## [Goal of the exercise]
Scan the entries below and report only how many lines contain "optC".

## [Material supplied]

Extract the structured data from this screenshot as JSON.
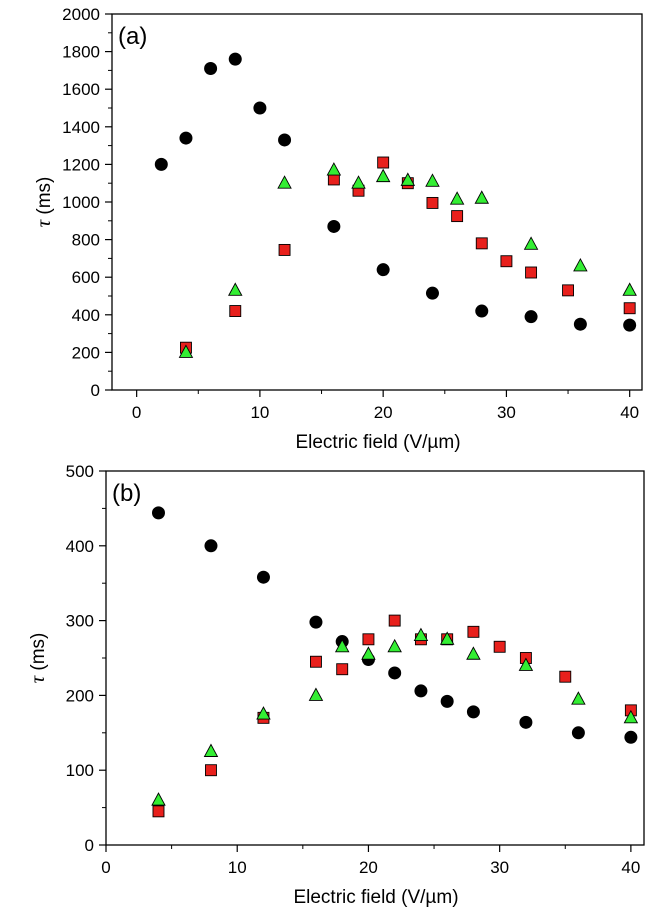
{
  "chart_data": [
    {
      "panel_label": "(a)",
      "type": "scatter",
      "xlabel": "Electric field (V/µm)",
      "ylabel_symbol": "τ",
      "ylabel_unit": " (ms)",
      "xlim": [
        -2,
        41
      ],
      "ylim": [
        0,
        2000
      ],
      "xticks": [
        0,
        10,
        20,
        30,
        40
      ],
      "yticks": [
        0,
        200,
        400,
        600,
        800,
        1000,
        1200,
        1400,
        1600,
        1800,
        2000
      ],
      "grid": false,
      "legend": "none",
      "series": [
        {
          "marker": "circle",
          "color": "#000000",
          "x": [
            2,
            4,
            6,
            8,
            10,
            12,
            16,
            20,
            24,
            28,
            32,
            36,
            40
          ],
          "y": [
            1200,
            1340,
            1710,
            1760,
            1500,
            1330,
            870,
            640,
            515,
            420,
            390,
            350,
            345
          ]
        },
        {
          "marker": "square",
          "color": "#e8201c",
          "x": [
            4,
            8,
            12,
            16,
            18,
            20,
            22,
            24,
            26,
            28,
            30,
            32,
            35,
            40
          ],
          "y": [
            225,
            420,
            745,
            1120,
            1060,
            1210,
            1100,
            995,
            925,
            780,
            685,
            625,
            530,
            435
          ]
        },
        {
          "marker": "triangle",
          "color": "#33ee33",
          "x": [
            4,
            8,
            12,
            16,
            18,
            20,
            22,
            24,
            26,
            28,
            32,
            36,
            40
          ],
          "y": [
            200,
            530,
            1100,
            1170,
            1100,
            1135,
            1115,
            1110,
            1015,
            1020,
            775,
            660,
            530
          ]
        }
      ]
    },
    {
      "panel_label": "(b)",
      "type": "scatter",
      "xlabel": "Electric field (V/µm)",
      "ylabel_symbol": "τ",
      "ylabel_unit": " (ms)",
      "xlim": [
        0,
        41
      ],
      "ylim": [
        0,
        500
      ],
      "xticks": [
        0,
        10,
        20,
        30,
        40
      ],
      "yticks": [
        0,
        100,
        200,
        300,
        400,
        500
      ],
      "grid": false,
      "legend": "none",
      "series": [
        {
          "marker": "circle",
          "color": "#000000",
          "x": [
            4,
            8,
            12,
            16,
            18,
            20,
            22,
            24,
            26,
            28,
            32,
            36,
            40
          ],
          "y": [
            444,
            400,
            358,
            298,
            272,
            248,
            230,
            206,
            192,
            178,
            164,
            150,
            144
          ]
        },
        {
          "marker": "square",
          "color": "#e8201c",
          "x": [
            4,
            8,
            12,
            16,
            18,
            20,
            22,
            24,
            26,
            28,
            30,
            32,
            35,
            40
          ],
          "y": [
            45,
            100,
            170,
            245,
            235,
            275,
            300,
            275,
            275,
            285,
            265,
            250,
            225,
            180
          ]
        },
        {
          "marker": "triangle",
          "color": "#33ee33",
          "x": [
            4,
            8,
            12,
            16,
            18,
            20,
            22,
            24,
            26,
            28,
            32,
            36,
            40
          ],
          "y": [
            60,
            125,
            175,
            200,
            265,
            255,
            265,
            280,
            275,
            255,
            240,
            195,
            170
          ]
        }
      ]
    }
  ]
}
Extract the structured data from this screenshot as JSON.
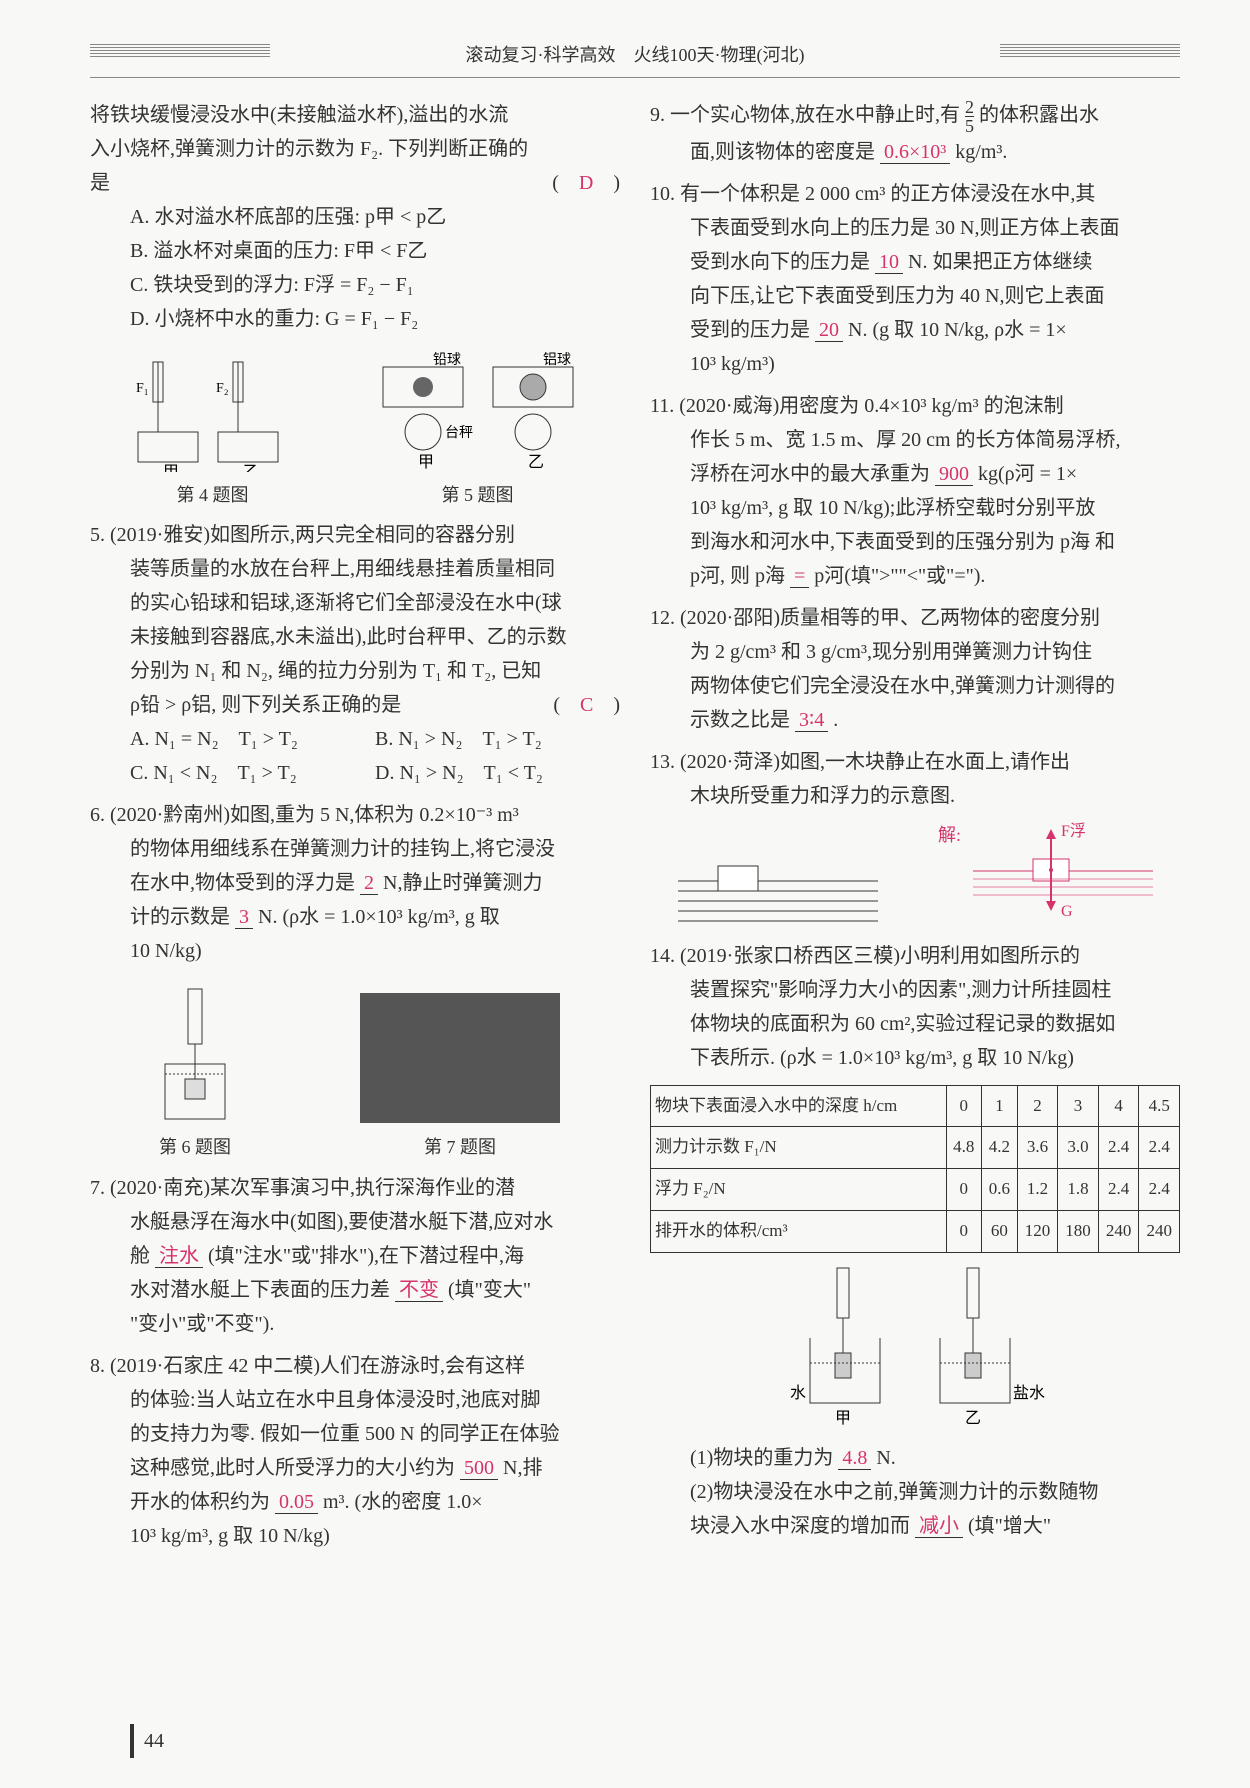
{
  "header": "滚动复习·科学高效　火线100天·物理(河北)",
  "page_number": "44",
  "colors": {
    "answer": "#d6336c",
    "text": "#333333",
    "bg": "#f8f8f6"
  },
  "typography": {
    "body_fontsize": 20,
    "table_fontsize": 17,
    "line_height": 1.7
  },
  "left": {
    "p4": {
      "stem1": "将铁块缓慢浸没水中(未接触溢水杯),溢出的水流",
      "stem2": "入小烧杯,弹簧测力计的示数为 F₂. 下列判断正确的",
      "stem3": "是",
      "answer": "D",
      "optA": "A. 水对溢水杯底部的压强: p甲 < p乙",
      "optB": "B. 溢水杯对桌面的压力: F甲 < F乙",
      "optC": "C. 铁块受到的浮力: F浮 = F₂ − F₁",
      "optD": "D. 小烧杯中水的重力: G = F₁ − F₂",
      "fig_label": "第 4 题图"
    },
    "p5_figlabel": "第 5 题图",
    "p5": {
      "src": "5. (2019·雅安)如图所示,两只完全相同的容器分别",
      "l2": "装等质量的水放在台秤上,用细线悬挂着质量相同",
      "l3": "的实心铅球和铝球,逐渐将它们全部浸没在水中(球",
      "l4": "未接触到容器底,水未溢出),此时台秤甲、乙的示数",
      "l5": "分别为 N₁ 和 N₂, 绳的拉力分别为 T₁ 和 T₂, 已知",
      "l6": "ρ铅 > ρ铝, 则下列关系正确的是",
      "answer": "C",
      "optA": "A. N₁ = N₂　T₁ > T₂",
      "optB": "B. N₁ > N₂　T₁ > T₂",
      "optC": "C. N₁ < N₂　T₁ > T₂",
      "optD": "D. N₁ > N₂　T₁ < T₂"
    },
    "p6": {
      "src": "6. (2020·黔南州)如图,重为 5 N,体积为 0.2×10⁻³ m³",
      "l2": "的物体用细线系在弹簧测力计的挂钩上,将它浸没",
      "l3_a": "在水中,物体受到的浮力是",
      "ans1": "2",
      "l3_b": "N,静止时弹簧测力",
      "l4_a": "计的示数是",
      "ans2": "3",
      "l4_b": "N. (ρ水 = 1.0×10³ kg/m³, g 取",
      "l5": "10 N/kg)",
      "fig_label": "第 6 题图",
      "fig_label2": "第 7 题图"
    },
    "p7": {
      "src": "7. (2020·南充)某次军事演习中,执行深海作业的潜",
      "l2": "水艇悬浮在海水中(如图),要使潜水艇下潜,应对水",
      "l3_a": "舱",
      "ans1": "注水",
      "l3_b": "(填\"注水\"或\"排水\"),在下潜过程中,海",
      "l4_a": "水对潜水艇上下表面的压力差",
      "ans2": "不变",
      "l4_b": "(填\"变大\"",
      "l5": "\"变小\"或\"不变\")."
    },
    "p8": {
      "src": "8. (2019·石家庄 42 中二模)人们在游泳时,会有这样",
      "l2": "的体验:当人站立在水中且身体浸没时,池底对脚",
      "l3": "的支持力为零. 假如一位重 500 N 的同学正在体验",
      "l4_a": "这种感觉,此时人所受浮力的大小约为",
      "ans1": "500",
      "l4_b": "N,排",
      "l5_a": "开水的体积约为",
      "ans2": "0.05",
      "l5_b": "m³. (水的密度 1.0×",
      "l6": "10³ kg/m³, g 取 10 N/kg)"
    }
  },
  "right": {
    "p9": {
      "src_a": "9. 一个实心物体,放在水中静止时,有",
      "frac_n": "2",
      "frac_d": "5",
      "src_b": "的体积露出水",
      "l2_a": "面,则该物体的密度是",
      "ans": "0.6×10³",
      "l2_b": "kg/m³."
    },
    "p10": {
      "src": "10. 有一个体积是 2 000 cm³ 的正方体浸没在水中,其",
      "l2": "下表面受到水向上的压力是 30 N,则正方体上表面",
      "l3_a": "受到水向下的压力是",
      "ans1": "10",
      "l3_b": "N. 如果把正方体继续",
      "l4": "向下压,让它下表面受到压力为 40 N,则它上表面",
      "l5_a": "受到的压力是",
      "ans2": "20",
      "l5_b": "N. (g 取 10 N/kg, ρ水 = 1×",
      "l6": "10³ kg/m³)"
    },
    "p11": {
      "src": "11. (2020·威海)用密度为 0.4×10³ kg/m³ 的泡沫制",
      "l2": "作长 5 m、宽 1.5 m、厚 20 cm 的长方体简易浮桥,",
      "l3_a": "浮桥在河水中的最大承重为",
      "ans1": "900",
      "l3_b": "kg(ρ河 = 1×",
      "l4": "10³ kg/m³, g 取 10 N/kg);此浮桥空载时分别平放",
      "l5": "到海水和河水中,下表面受到的压强分别为 p海 和",
      "l6_a": "p河, 则 p海",
      "ans2": "=",
      "l6_b": "p河(填\">\"\"<\"或\"=\")."
    },
    "p12": {
      "src": "12. (2020·邵阳)质量相等的甲、乙两物体的密度分别",
      "l2": "为 2 g/cm³ 和 3 g/cm³,现分别用弹簧测力计钩住",
      "l3": "两物体使它们完全浸没在水中,弹簧测力计测得的",
      "l4_a": "示数之比是",
      "ans": "3∶4",
      "l4_b": "."
    },
    "p13": {
      "src": "13. (2020·菏泽)如图,一木块静止在水面上,请作出",
      "l2": "木块所受重力和浮力的示意图.",
      "sol_label": "解:",
      "force_up": "F浮",
      "force_down": "G"
    },
    "p14": {
      "src": "14. (2019·张家口桥西区三模)小明利用如图所示的",
      "l2": "装置探究\"影响浮力大小的因素\",测力计所挂圆柱",
      "l3": "体物块的底面积为 60 cm²,实验过程记录的数据如",
      "l4": "下表所示. (ρ水 = 1.0×10³ kg/m³, g 取 10 N/kg)",
      "table": {
        "rows": [
          {
            "label": "物块下表面浸入水中的深度 h/cm",
            "vals": [
              "0",
              "1",
              "2",
              "3",
              "4",
              "4.5"
            ]
          },
          {
            "label": "测力计示数 F₁/N",
            "vals": [
              "4.8",
              "4.2",
              "3.6",
              "3.0",
              "2.4",
              "2.4"
            ]
          },
          {
            "label": "浮力 F₂/N",
            "vals": [
              "0",
              "0.6",
              "1.2",
              "1.8",
              "2.4",
              "2.4"
            ]
          },
          {
            "label": "排开水的体积/cm³",
            "vals": [
              "0",
              "60",
              "120",
              "180",
              "240",
              "240"
            ]
          }
        ],
        "col_count": 7,
        "border_color": "#333333"
      },
      "fig_labels": {
        "left": "水",
        "l2": "甲",
        "right": "盐水",
        "r2": "乙"
      },
      "q1_a": "(1)物块的重力为",
      "q1_ans": "4.8",
      "q1_b": "N.",
      "q2": "(2)物块浸没在水中之前,弹簧测力计的示数随物",
      "q2_l2_a": "块浸入水中深度的增加而",
      "q2_ans": "减小",
      "q2_l2_b": "(填\"增大\""
    }
  }
}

## [Result for this task]
2